**PARTS OF THE EXERCISE**
a) Using the essay on feminism below, condense the paragraph that begins "Not many people, including the strongest of feminist critics" into a shorter version that keeps its main points.
b) According to the essay on feminism below, why is it problematic to claim that women are already completely equal? Answer in one to three sentences.

**EXTRACTED TEXT**
□ □ □ □ □

Feminism Is, Is Not

by cacophonies

In order to understand what feminism is, one must be willing to accept that not every person who claims to be a feminist will share the same viewpoints on every issue. In nearly every criticism of feminist that I’ve heard or read, there seems to be a universal misunderstanding of what, exactly, feminism is, and who a feminist is. Most people in this category are generally focusing on one or two issues that they’ve heard about involving militant or radical feminists that do not encompass the majority of feminists. I hate to compare feminism with mainstream religion, but just as the majority of Christians you know aren’t lunatics who will tell soldiers’ families that their son or daughter is in hell, but people who simply follow a religion and bases their life decisions and perspective on those teachings. While I don’t think the two parallel perfectly, I consider the two to be comparable for their general idea and common public misconceptions.

Some basic dictionary perusing would get us off to a great start:

According to dictionary.com:

Feminism:

–noun
1. the doctrine advocating social, political, and all other rights of women equal to those of men.
2. (sometimes initial capital letter) an organized movement for the attainment of such rights for women.

Not many people, including the strongest of feminist critics, would disagree with the first assertion. The problem that most feminists have with people (more often men, but a great deal of women, as well) who are anti-feminist is when anyone makes a statement or assertion based on the idea that women are already equal to men, or as equal as they’re gong to be, and that now, all we’re doing is whining or trying to conquer society.

Claiming that women are already completely, 100% equal is problematic for a number of reasons. The majority of women in the United States could, I am assuming (I’ll look up statistics later) easily remember the last time that they encountered sexism on a personal level, and it’s probably very recent. There area number of ways in which women are still not equal. Off the top of my head:

– Women are still not earning as much as their male counterparts. I believe the figure is still around 75%, but it could be in the upper 70’s now, if I’m remembering correctly.

– Women are still being ridiculed and shamed for being sexually promiscuous, or nonchalant about sex, while their male counterparts are either being praised, or left alone.

□ □ □ □ □

**GIVEN DATA**
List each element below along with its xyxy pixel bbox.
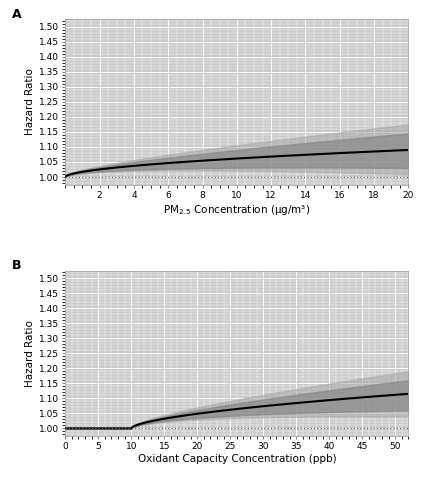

□ □ □ □ □

**WRITTEN ANSWERS**
a) Few people, even strong critics of feminism, would dispute the first dictionary definition. What most feminists object to in anti-feminists, who are more often men but also many women, is the assumption that women are already equal to men, or as equal as they will get. That assumption treats feminists as merely whining or trying to conquer society.

b) The writer assumes that most women in the United States could easily remember a recent personal encounter with sexism. The writer also says women are still unequal in several ways. For example, they earn less than their male counterparts and are shamed for sexual behavior that men are praised for or left alone about.